=== REQUIRED WORK ===
Identify, in the records below, every line where the string "wound" appears, and copy each such line.

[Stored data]
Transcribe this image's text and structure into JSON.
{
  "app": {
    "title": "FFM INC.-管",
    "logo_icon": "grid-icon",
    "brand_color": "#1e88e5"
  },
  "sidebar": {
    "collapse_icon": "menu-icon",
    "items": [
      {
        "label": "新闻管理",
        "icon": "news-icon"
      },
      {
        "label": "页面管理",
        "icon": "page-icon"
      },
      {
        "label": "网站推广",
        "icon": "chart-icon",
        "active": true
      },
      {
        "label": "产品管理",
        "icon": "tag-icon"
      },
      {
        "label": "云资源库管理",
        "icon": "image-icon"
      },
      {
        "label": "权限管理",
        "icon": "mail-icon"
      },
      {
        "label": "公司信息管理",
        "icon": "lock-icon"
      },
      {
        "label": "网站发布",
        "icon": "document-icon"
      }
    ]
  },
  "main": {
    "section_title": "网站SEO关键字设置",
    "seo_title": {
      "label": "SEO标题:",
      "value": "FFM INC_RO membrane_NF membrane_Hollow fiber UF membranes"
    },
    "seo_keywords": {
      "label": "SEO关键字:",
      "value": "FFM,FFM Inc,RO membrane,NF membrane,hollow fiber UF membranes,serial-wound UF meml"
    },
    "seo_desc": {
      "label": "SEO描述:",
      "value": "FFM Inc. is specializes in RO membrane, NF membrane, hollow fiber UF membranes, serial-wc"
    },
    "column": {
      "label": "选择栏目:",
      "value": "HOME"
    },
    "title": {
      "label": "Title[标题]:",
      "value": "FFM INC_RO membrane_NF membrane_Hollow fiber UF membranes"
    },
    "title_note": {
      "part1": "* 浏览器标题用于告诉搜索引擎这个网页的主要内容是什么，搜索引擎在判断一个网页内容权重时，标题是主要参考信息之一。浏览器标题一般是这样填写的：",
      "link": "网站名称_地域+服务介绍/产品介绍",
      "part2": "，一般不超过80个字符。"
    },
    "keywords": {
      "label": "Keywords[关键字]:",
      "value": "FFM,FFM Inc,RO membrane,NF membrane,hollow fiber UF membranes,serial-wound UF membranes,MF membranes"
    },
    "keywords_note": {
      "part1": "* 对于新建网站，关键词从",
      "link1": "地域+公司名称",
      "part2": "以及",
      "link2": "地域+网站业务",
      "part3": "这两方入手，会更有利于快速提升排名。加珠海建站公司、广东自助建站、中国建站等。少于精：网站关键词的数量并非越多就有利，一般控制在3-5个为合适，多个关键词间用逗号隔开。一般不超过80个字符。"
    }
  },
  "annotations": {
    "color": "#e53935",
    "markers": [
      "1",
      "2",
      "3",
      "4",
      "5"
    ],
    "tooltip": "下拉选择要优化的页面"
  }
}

=== CORRECT RESULT ===
      "value": "FFM,FFM Inc,RO membrane,NF membrane,hollow fiber UF membranes,serial-wound UF meml"
      "value": "FFM,FFM Inc,RO membrane,NF membrane,hollow fiber UF membranes,serial-wound UF membranes,MF membranes"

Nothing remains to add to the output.